### Excerpted records
--- --- ---

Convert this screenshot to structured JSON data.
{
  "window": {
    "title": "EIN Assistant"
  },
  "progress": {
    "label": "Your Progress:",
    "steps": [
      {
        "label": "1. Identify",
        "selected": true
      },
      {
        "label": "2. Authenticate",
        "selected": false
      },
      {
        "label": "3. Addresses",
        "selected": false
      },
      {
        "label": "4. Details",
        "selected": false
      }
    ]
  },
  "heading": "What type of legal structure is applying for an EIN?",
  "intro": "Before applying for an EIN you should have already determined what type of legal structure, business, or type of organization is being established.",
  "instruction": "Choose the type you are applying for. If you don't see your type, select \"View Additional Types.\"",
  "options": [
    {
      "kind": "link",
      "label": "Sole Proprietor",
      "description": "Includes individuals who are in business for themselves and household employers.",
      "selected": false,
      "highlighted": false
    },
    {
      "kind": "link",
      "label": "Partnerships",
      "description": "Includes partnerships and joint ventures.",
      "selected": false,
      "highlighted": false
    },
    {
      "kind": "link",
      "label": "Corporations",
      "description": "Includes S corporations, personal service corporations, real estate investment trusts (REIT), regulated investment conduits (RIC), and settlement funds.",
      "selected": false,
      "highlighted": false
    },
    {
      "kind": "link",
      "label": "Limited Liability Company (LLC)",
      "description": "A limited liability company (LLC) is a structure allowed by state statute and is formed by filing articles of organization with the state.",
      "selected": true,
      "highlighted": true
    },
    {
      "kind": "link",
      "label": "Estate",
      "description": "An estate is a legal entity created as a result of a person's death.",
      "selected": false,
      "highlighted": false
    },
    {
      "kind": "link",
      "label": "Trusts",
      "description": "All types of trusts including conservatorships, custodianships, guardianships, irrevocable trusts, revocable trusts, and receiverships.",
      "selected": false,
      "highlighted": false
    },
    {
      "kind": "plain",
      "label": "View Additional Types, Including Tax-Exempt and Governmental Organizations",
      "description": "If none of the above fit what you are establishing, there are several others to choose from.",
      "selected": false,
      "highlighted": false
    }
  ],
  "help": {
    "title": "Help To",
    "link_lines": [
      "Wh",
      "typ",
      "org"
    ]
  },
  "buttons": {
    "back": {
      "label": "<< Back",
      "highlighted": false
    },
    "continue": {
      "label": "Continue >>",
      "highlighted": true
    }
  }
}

--- --- ---

### Problem
Write out all the lines again, exactly as they are.

### Answer for the task
Convert this screenshot to structured JSON data.
{
  "window": {
    "title": "EIN Assistant"
  },
  "progress": {
    "label": "Your Progress:",
    "steps": [
      {
        "label": "1. Identify",
        "selected": true
      },
      {
        "label": "2. Authenticate",
        "selected": false
      },
      {
        "label": "3. Addresses",
        "selected": false
      },
      {
        "label": "4. Details",
        "selected": false
      }
    ]
  },
  "heading": "What type of legal structure is applying for an EIN?",
  "intro": "Before applying for an EIN you should have already determined what type of legal structure, business, or type of organization is being established.",
  "instruction": "Choose the type you are applying for. If you don't see your type, select \"View Additional Types.\"",
  "options": [
    {
      "kind": "link",
      "label": "Sole Proprietor",
      "description": "Includes individuals who are in business for themselves and household employers.",
      "selected": false,
      "highlighted": false
    },
    {
      "kind": "link",
      "label": "Partnerships",
      "description": "Includes partnerships and joint ventures.",
      "selected": false,
      "highlighted": false
    },
    {
      "kind": "link",
      "label": "Corporations",
      "description": "Includes S corporations, personal service corporations, real estate investment trusts (REIT), regulated investment conduits (RIC), and settlement funds.",
      "selected": false,
      "highlighted": false
    },
    {
      "kind": "link",
      "label": "Limited Liability Company (LLC)",
      "description": "A limited liability company (LLC) is a structure allowed by state statute and is formed by filing articles of organization with the state.",
      "selected": true,
      "highlighted": true
    },
    {
      "kind": "link",
      "label": "Estate",
      "description": "An estate is a legal entity created as a result of a person's death.",
      "selected": false,
      "highlighted": false
    },
    {
      "kind": "link",
      "label": "Trusts",
      "description": "All types of trusts including conservatorships, custodianships, guardianships, irrevocable trusts, revocable trusts, and receiverships.",
      "selected": false,
      "highlighted": false
    },
    {
      "kind": "plain",
      "label": "View Additional Types, Including Tax-Exempt and Governmental Organizations",
      "description": "If none of the above fit what you are establishing, there are several others to choose from.",
      "selected": false,
      "highlighted": false
    }
  ],
  "help": {
    "title": "Help To",
    "link_lines": [
      "Wh",
      "typ",
      "org"
    ]
  },
  "buttons": {
    "back": {
      "label": "<< Back",
      "highlighted": false
    },
    "continue": {
      "label": "Continue >>",
      "highlighted": true
    }
  }
}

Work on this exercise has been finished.